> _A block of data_

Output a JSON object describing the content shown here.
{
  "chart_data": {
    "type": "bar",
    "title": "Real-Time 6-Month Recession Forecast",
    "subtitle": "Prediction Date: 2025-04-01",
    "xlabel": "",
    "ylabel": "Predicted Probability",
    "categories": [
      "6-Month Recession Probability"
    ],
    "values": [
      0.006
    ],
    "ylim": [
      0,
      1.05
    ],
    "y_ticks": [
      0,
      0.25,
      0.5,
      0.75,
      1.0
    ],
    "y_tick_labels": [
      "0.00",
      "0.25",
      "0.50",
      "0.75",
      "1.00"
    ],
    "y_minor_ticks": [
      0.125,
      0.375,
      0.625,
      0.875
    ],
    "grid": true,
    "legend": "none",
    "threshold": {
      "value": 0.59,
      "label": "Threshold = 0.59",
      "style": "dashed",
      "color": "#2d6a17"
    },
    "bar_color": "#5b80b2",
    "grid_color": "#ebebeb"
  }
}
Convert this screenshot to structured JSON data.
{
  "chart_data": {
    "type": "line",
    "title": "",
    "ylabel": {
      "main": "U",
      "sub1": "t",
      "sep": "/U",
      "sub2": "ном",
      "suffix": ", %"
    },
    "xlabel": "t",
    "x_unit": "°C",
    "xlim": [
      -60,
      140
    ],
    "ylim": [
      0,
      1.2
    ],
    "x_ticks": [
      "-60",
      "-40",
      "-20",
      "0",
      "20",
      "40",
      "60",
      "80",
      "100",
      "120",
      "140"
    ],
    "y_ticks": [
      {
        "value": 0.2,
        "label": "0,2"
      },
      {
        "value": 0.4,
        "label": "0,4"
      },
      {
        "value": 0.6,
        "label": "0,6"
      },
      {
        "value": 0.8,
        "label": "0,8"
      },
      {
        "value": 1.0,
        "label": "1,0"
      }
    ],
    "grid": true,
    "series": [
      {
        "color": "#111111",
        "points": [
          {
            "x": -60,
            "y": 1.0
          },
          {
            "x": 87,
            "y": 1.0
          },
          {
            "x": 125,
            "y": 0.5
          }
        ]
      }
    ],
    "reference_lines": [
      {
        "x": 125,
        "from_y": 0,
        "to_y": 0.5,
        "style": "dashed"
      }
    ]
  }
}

> _WHAT YOU SHOULD DO_
Copy out the material above in its entirety. Every detail must match.

> _EXERCISE ANSWER_
Output a JSON object describing the content shown here.
{
  "chart_data": {
    "type": "bar",
    "title": "Real-Time 6-Month Recession Forecast",
    "subtitle": "Prediction Date: 2025-04-01",
    "xlabel": "",
    "ylabel": "Predicted Probability",
    "categories": [
      "6-Month Recession Probability"
    ],
    "values": [
      0.006
    ],
    "ylim": [
      0,
      1.05
    ],
    "y_ticks": [
      0,
      0.25,
      0.5,
      0.75,
      1.0
    ],
    "y_tick_labels": [
      "0.00",
      "0.25",
      "0.50",
      "0.75",
      "1.00"
    ],
    "y_minor_ticks": [
      0.125,
      0.375,
      0.625,
      0.875
    ],
    "grid": true,
    "legend": "none",
    "threshold": {
      "value": 0.59,
      "label": "Threshold = 0.59",
      "style": "dashed",
      "color": "#2d6a17"
    },
    "bar_color": "#5b80b2",
    "grid_color": "#ebebeb"
  }
}
Convert this screenshot to structured JSON data.
{
  "chart_data": {
    "type": "line",
    "title": "",
    "ylabel": {
      "main": "U",
      "sub1": "t",
      "sep": "/U",
      "sub2": "ном",
      "suffix": ", %"
    },
    "xlabel": "t",
    "x_unit": "°C",
    "xlim": [
      -60,
      140
    ],
    "ylim": [
      0,
      1.2
    ],
    "x_ticks": [
      "-60",
      "-40",
      "-20",
      "0",
      "20",
      "40",
      "60",
      "80",
      "100",
      "120",
      "140"
    ],
    "y_ticks": [
      {
        "value": 0.2,
        "label": "0,2"
      },
      {
        "value": 0.4,
        "label": "0,4"
      },
      {
        "value": 0.6,
        "label": "0,6"
      },
      {
        "value": 0.8,
        "label": "0,8"
      },
      {
        "value": 1.0,
        "label": "1,0"
      }
    ],
    "grid": true,
    "series": [
      {
        "color": "#111111",
        "points": [
          {
            "x": -60,
            "y": 1.0
          },
          {
            "x": 87,
            "y": 1.0
          },
          {
            "x": 125,
            "y": 0.5
          }
        ]
      }
    ],
    "reference_lines": [
      {
        "x": 125,
        "from_y": 0,
        "to_y": 0.5,
        "style": "dashed"
      }
    ]
  }
}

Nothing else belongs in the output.